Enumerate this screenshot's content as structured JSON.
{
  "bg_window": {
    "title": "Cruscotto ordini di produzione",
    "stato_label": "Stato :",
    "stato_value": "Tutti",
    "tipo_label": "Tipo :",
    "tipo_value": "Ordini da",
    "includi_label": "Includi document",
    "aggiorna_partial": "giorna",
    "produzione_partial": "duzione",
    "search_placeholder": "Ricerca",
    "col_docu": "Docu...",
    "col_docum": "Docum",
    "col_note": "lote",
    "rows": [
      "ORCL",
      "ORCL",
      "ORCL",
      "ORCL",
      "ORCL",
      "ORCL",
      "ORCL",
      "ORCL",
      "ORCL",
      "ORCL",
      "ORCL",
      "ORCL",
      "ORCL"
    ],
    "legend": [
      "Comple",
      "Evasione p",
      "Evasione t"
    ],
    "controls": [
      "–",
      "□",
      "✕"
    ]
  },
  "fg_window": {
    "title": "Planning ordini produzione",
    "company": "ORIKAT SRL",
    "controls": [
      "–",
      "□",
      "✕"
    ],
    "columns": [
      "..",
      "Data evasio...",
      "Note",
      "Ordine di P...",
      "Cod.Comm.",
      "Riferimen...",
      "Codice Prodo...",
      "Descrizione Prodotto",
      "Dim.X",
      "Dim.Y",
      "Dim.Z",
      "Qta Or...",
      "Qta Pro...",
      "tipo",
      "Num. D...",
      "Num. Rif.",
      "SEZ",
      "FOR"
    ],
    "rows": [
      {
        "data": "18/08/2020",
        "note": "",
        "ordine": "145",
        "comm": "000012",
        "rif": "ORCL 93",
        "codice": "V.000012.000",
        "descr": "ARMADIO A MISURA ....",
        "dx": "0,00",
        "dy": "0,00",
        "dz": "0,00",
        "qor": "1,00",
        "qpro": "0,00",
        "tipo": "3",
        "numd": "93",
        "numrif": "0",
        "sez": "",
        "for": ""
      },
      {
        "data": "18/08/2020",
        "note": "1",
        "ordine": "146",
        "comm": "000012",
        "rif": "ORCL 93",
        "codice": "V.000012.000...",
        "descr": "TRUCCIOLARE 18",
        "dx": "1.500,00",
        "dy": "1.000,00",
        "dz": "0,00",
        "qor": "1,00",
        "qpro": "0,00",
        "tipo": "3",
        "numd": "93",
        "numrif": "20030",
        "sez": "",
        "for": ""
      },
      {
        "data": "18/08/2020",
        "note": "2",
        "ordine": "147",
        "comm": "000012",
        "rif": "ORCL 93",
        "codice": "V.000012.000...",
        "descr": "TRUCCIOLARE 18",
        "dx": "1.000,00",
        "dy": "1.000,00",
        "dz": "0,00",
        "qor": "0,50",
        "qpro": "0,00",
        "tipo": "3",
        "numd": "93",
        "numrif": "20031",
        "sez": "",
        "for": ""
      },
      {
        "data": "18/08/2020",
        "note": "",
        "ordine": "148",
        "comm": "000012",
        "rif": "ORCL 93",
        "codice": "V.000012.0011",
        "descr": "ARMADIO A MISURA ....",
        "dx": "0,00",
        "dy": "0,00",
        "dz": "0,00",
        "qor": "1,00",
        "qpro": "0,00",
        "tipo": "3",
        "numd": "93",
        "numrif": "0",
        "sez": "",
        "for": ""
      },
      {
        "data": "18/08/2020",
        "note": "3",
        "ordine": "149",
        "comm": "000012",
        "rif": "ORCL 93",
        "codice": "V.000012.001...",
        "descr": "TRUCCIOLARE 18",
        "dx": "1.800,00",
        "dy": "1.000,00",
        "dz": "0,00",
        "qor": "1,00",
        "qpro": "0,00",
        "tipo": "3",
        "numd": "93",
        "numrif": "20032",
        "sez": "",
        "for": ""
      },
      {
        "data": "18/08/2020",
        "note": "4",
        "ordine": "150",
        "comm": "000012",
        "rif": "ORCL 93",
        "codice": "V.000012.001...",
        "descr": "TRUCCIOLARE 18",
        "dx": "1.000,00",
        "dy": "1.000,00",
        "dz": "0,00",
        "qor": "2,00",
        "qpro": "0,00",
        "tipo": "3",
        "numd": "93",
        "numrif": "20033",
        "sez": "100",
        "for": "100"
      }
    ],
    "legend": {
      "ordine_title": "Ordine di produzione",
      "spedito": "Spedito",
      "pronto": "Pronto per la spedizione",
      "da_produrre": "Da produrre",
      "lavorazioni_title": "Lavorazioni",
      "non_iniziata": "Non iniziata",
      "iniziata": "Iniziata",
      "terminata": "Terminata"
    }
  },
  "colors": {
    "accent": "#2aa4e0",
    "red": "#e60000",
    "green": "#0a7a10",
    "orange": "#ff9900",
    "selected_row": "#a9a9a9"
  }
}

※

• TASK GOAL
Each line of the listing should be echoed back exactly.

• RESULT OF THIS TASK
Enumerate this screenshot's content as structured JSON.
{
  "bg_window": {
    "title": "Cruscotto ordini di produzione",
    "stato_label": "Stato :",
    "stato_value": "Tutti",
    "tipo_label": "Tipo :",
    "tipo_value": "Ordini da",
    "includi_label": "Includi document",
    "aggiorna_partial": "giorna",
    "produzione_partial": "duzione",
    "search_placeholder": "Ricerca",
    "col_docu": "Docu...",
    "col_docum": "Docum",
    "col_note": "lote",
    "rows": [
      "ORCL",
      "ORCL",
      "ORCL",
      "ORCL",
      "ORCL",
      "ORCL",
      "ORCL",
      "ORCL",
      "ORCL",
      "ORCL",
      "ORCL",
      "ORCL",
      "ORCL"
    ],
    "legend": [
      "Comple",
      "Evasione p",
      "Evasione t"
    ],
    "controls": [
      "–",
      "□",
      "✕"
    ]
  },
  "fg_window": {
    "title": "Planning ordini produzione",
    "company": "ORIKAT SRL",
    "controls": [
      "–",
      "□",
      "✕"
    ],
    "columns": [
      "..",
      "Data evasio...",
      "Note",
      "Ordine di P...",
      "Cod.Comm.",
      "Riferimen...",
      "Codice Prodo...",
      "Descrizione Prodotto",
      "Dim.X",
      "Dim.Y",
      "Dim.Z",
      "Qta Or...",
      "Qta Pro...",
      "tipo",
      "Num. D...",
      "Num. Rif.",
      "SEZ",
      "FOR"
    ],
    "rows": [
      {
        "data": "18/08/2020",
        "note": "",
        "ordine": "145",
        "comm": "000012",
        "rif": "ORCL 93",
        "codice": "V.000012.000",
        "descr": "ARMADIO A MISURA ....",
        "dx": "0,00",
        "dy": "0,00",
        "dz": "0,00",
        "qor": "1,00",
        "qpro": "0,00",
        "tipo": "3",
        "numd": "93",
        "numrif": "0",
        "sez": "",
        "for": ""
      },
      {
        "data": "18/08/2020",
        "note": "1",
        "ordine": "146",
        "comm": "000012",
        "rif": "ORCL 93",
        "codice": "V.000012.000...",
        "descr": "TRUCCIOLARE 18",
        "dx": "1.500,00",
        "dy": "1.000,00",
        "dz": "0,00",
        "qor": "1,00",
        "qpro": "0,00",
        "tipo": "3",
        "numd": "93",
        "numrif": "20030",
        "sez": "",
        "for": ""
      },
      {
        "data": "18/08/2020",
        "note": "2",
        "ordine": "147",
        "comm": "000012",
        "rif": "ORCL 93",
        "codice": "V.000012.000...",
        "descr": "TRUCCIOLARE 18",
        "dx": "1.000,00",
        "dy": "1.000,00",
        "dz": "0,00",
        "qor": "0,50",
        "qpro": "0,00",
        "tipo": "3",
        "numd": "93",
        "numrif": "20031",
        "sez": "",
        "for": ""
      },
      {
        "data": "18/08/2020",
        "note": "",
        "ordine": "148",
        "comm": "000012",
        "rif": "ORCL 93",
        "codice": "V.000012.0011",
        "descr": "ARMADIO A MISURA ....",
        "dx": "0,00",
        "dy": "0,00",
        "dz": "0,00",
        "qor": "1,00",
        "qpro": "0,00",
        "tipo": "3",
        "numd": "93",
        "numrif": "0",
        "sez": "",
        "for": ""
      },
      {
        "data": "18/08/2020",
        "note": "3",
        "ordine": "149",
        "comm": "000012",
        "rif": "ORCL 93",
        "codice": "V.000012.001...",
        "descr": "TRUCCIOLARE 18",
        "dx": "1.800,00",
        "dy": "1.000,00",
        "dz": "0,00",
        "qor": "1,00",
        "qpro": "0,00",
        "tipo": "3",
        "numd": "93",
        "numrif": "20032",
        "sez": "",
        "for": ""
      },
      {
        "data": "18/08/2020",
        "note": "4",
        "ordine": "150",
        "comm": "000012",
        "rif": "ORCL 93",
        "codice": "V.000012.001...",
        "descr": "TRUCCIOLARE 18",
        "dx": "1.000,00",
        "dy": "1.000,00",
        "dz": "0,00",
        "qor": "2,00",
        "qpro": "0,00",
        "tipo": "3",
        "numd": "93",
        "numrif": "20033",
        "sez": "100",
        "for": "100"
      }
    ],
    "legend": {
      "ordine_title": "Ordine di produzione",
      "spedito": "Spedito",
      "pronto": "Pronto per la spedizione",
      "da_produrre": "Da produrre",
      "lavorazioni_title": "Lavorazioni",
      "non_iniziata": "Non iniziata",
      "iniziata": "Iniziata",
      "terminata": "Terminata"
    }
  },
  "colors": {
    "accent": "#2aa4e0",
    "red": "#e60000",
    "green": "#0a7a10",
    "orange": "#ff9900",
    "selected_row": "#a9a9a9"
  }
}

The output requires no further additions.